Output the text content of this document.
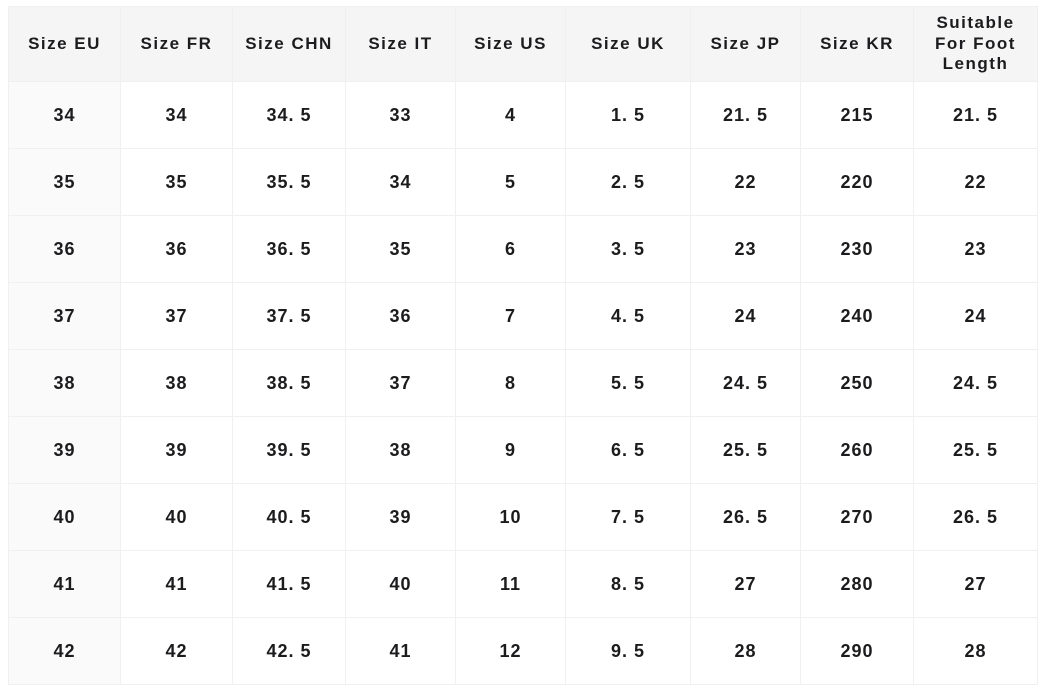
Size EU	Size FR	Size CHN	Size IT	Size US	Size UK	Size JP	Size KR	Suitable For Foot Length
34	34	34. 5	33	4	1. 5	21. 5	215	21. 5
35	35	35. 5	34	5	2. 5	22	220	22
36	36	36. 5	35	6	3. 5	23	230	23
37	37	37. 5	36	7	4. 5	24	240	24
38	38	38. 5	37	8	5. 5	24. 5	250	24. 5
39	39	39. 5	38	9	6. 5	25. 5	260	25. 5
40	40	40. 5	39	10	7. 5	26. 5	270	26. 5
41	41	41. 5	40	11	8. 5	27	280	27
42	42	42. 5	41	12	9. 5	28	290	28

========

PROBLEM TO SOLVE: Reproduce all the entries that precede this task, word for word, minus any pictures.

FINISHED EXERCISE:
Output the text content of this document.
Size EU	Size FR	Size CHN	Size IT	Size US	Size UK	Size JP	Size KR	Suitable For Foot Length
34	34	34. 5	33	4	1. 5	21. 5	215	21. 5
35	35	35. 5	34	5	2. 5	22	220	22
36	36	36. 5	35	6	3. 5	23	230	23
37	37	37. 5	36	7	4. 5	24	240	24
38	38	38. 5	37	8	5. 5	24. 5	250	24. 5
39	39	39. 5	38	9	6. 5	25. 5	260	25. 5
40	40	40. 5	39	10	7. 5	26. 5	270	26. 5
41	41	41. 5	40	11	8. 5	27	280	27
42	42	42. 5	41	12	9. 5	28	290	28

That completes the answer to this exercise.